=== Given instruction ===
Go through the lines below. Copy those with "Campomenosi".
---- Records for the exercise
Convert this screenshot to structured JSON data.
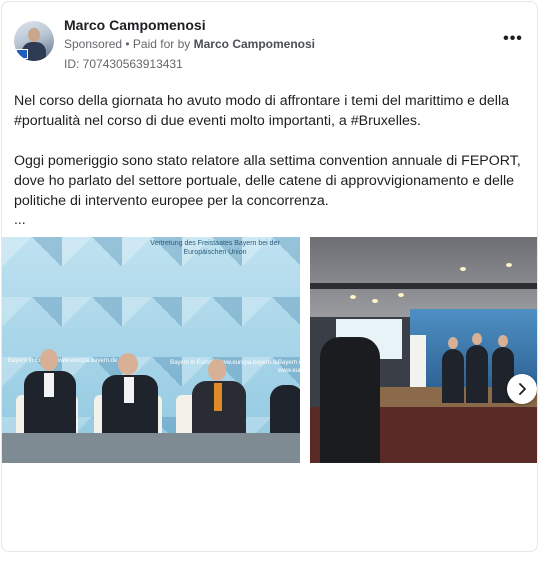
{
  "post": {
    "author": "Marco Campomenosi",
    "sponsored_label": "Sponsored",
    "paid_for_prefix": "• Paid for by",
    "paid_for_name": "Marco Campomenosi",
    "ad_id": "ID: 707430563913431",
    "more_icon": "more-options-icon",
    "paragraph1": "Nel corso della giornata ho avuto modo di affrontare i temi del marittimo e della #portualità nel corso di due eventi molto importanti, a #Bruxelles.",
    "paragraph2": "Oggi pomeriggio sono stato relatore alla settima convention annuale di FEPORT, dove ho parlato del settore portuale, delle catene di approvvigionamento e delle politiche di intervento europee per la concorrenza.",
    "ellipsis": "..."
  },
  "media": {
    "photo1": {
      "banner": "Vertretung des Freistaates Bayern bei der Europäischen Union",
      "backdrop_text_1": "Bayern in Europa www.europa.bayern.de",
      "backdrop_text_2": "Bayern in Europa www.europa.bayern.de",
      "backdrop_text_3": "Bayern in Europa www.europa.bayern.de"
    },
    "next_icon": "chevron-right-icon"
  }
}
--------
=== Expected output ===
    "author": "Marco Campomenosi",
    "paid_for_name": "Marco Campomenosi",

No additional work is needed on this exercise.